» **STATED EXERCISE**:
Read the entries below and pull out each line with the string "SIZE".

» **MATERIAL FOR THIS EXERCISE**:
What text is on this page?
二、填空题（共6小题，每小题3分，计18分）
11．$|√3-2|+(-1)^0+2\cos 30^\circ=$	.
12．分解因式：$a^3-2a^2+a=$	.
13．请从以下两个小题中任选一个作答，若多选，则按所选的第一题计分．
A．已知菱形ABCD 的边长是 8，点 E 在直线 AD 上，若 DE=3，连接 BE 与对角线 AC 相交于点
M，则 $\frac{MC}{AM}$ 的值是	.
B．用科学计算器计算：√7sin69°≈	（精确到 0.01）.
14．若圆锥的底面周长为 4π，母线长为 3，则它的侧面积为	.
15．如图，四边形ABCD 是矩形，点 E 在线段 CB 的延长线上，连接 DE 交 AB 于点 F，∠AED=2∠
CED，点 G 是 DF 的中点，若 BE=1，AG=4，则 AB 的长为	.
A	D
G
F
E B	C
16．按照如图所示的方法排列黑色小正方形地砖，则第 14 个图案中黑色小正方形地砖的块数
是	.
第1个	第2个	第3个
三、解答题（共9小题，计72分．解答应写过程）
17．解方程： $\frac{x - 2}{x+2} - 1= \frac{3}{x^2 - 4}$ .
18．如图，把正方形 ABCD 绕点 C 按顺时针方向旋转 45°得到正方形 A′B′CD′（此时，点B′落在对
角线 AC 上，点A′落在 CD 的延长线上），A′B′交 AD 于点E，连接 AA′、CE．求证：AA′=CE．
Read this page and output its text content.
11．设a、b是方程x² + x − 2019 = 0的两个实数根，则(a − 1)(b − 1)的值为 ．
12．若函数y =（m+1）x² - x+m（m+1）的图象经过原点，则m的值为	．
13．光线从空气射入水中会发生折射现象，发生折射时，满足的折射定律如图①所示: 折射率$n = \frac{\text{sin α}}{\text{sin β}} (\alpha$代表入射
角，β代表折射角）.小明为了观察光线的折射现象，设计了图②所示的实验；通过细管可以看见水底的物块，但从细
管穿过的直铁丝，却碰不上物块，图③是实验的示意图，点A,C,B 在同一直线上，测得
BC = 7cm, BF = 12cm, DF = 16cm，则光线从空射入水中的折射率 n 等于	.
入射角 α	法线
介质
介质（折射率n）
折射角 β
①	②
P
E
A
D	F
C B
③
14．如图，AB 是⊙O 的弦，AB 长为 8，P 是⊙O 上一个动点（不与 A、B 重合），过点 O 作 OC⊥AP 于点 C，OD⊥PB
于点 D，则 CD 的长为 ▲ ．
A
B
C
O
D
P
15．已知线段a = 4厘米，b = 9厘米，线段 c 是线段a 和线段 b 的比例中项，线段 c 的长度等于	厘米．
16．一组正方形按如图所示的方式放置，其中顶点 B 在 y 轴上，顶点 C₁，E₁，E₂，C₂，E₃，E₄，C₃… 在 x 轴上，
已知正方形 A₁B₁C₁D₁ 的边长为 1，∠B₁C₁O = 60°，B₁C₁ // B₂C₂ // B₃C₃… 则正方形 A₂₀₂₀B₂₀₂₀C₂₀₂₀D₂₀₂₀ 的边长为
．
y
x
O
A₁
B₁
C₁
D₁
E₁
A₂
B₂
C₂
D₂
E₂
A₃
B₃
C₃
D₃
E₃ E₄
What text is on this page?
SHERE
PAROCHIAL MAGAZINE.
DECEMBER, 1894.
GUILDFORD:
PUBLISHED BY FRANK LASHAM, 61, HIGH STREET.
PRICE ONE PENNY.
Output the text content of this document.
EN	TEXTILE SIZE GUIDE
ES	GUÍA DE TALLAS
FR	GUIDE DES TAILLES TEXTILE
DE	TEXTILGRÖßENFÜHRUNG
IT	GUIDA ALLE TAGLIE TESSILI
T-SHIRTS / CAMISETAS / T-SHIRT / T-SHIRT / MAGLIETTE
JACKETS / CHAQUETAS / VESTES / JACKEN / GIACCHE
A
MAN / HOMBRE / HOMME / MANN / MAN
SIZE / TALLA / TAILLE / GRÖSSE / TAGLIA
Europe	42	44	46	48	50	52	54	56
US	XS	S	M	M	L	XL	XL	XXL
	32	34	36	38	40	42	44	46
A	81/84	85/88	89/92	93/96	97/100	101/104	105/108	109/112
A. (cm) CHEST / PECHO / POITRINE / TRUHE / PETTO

» **WRITTEN REPLY**:
EN	TEXTILE SIZE GUIDE
SIZE / TALLA / TAILLE / GRÖSSE / TAGLIA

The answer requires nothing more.